* _Instructions for the task_: Copy each entry as it stands, leaving nothing out.
##### Extracted information #####
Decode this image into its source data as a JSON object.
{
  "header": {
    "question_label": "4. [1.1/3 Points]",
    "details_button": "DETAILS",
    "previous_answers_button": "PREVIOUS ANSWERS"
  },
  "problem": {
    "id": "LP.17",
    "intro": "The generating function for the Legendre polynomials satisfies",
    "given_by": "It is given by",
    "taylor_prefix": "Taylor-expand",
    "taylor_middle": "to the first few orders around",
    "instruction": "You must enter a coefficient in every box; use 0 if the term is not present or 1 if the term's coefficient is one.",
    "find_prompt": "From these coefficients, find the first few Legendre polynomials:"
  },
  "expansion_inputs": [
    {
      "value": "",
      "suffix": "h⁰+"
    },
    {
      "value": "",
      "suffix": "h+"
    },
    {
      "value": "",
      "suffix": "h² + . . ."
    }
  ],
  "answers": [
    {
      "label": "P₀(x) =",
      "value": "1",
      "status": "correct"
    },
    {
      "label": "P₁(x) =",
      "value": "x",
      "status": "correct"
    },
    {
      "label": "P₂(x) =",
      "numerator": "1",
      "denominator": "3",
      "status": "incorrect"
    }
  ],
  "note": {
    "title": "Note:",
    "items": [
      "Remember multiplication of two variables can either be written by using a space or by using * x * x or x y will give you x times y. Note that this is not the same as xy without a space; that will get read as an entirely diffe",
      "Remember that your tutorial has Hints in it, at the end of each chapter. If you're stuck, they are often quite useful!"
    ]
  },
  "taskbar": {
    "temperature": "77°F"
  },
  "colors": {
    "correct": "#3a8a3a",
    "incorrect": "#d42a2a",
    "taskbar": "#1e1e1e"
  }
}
#####
* _Final result_:
Decode this image into its source data as a JSON object.
{
  "header": {
    "question_label": "4. [1.1/3 Points]",
    "details_button": "DETAILS",
    "previous_answers_button": "PREVIOUS ANSWERS"
  },
  "problem": {
    "id": "LP.17",
    "intro": "The generating function for the Legendre polynomials satisfies",
    "given_by": "It is given by",
    "taylor_prefix": "Taylor-expand",
    "taylor_middle": "to the first few orders around",
    "instruction": "You must enter a coefficient in every box; use 0 if the term is not present or 1 if the term's coefficient is one.",
    "find_prompt": "From these coefficients, find the first few Legendre polynomials:"
  },
  "expansion_inputs": [
    {
      "value": "",
      "suffix": "h⁰+"
    },
    {
      "value": "",
      "suffix": "h+"
    },
    {
      "value": "",
      "suffix": "h² + . . ."
    }
  ],
  "answers": [
    {
      "label": "P₀(x) =",
      "value": "1",
      "status": "correct"
    },
    {
      "label": "P₁(x) =",
      "value": "x",
      "status": "correct"
    },
    {
      "label": "P₂(x) =",
      "numerator": "1",
      "denominator": "3",
      "status": "incorrect"
    }
  ],
  "note": {
    "title": "Note:",
    "items": [
      "Remember multiplication of two variables can either be written by using a space or by using * x * x or x y will give you x times y. Note that this is not the same as xy without a space; that will get read as an entirely diffe",
      "Remember that your tutorial has Hints in it, at the end of each chapter. If you're stuck, they are often quite useful!"
    ]
  },
  "taskbar": {
    "temperature": "77°F"
  },
  "colors": {
    "correct": "#3a8a3a",
    "incorrect": "#d42a2a",
    "taskbar": "#1e1e1e"
  }
}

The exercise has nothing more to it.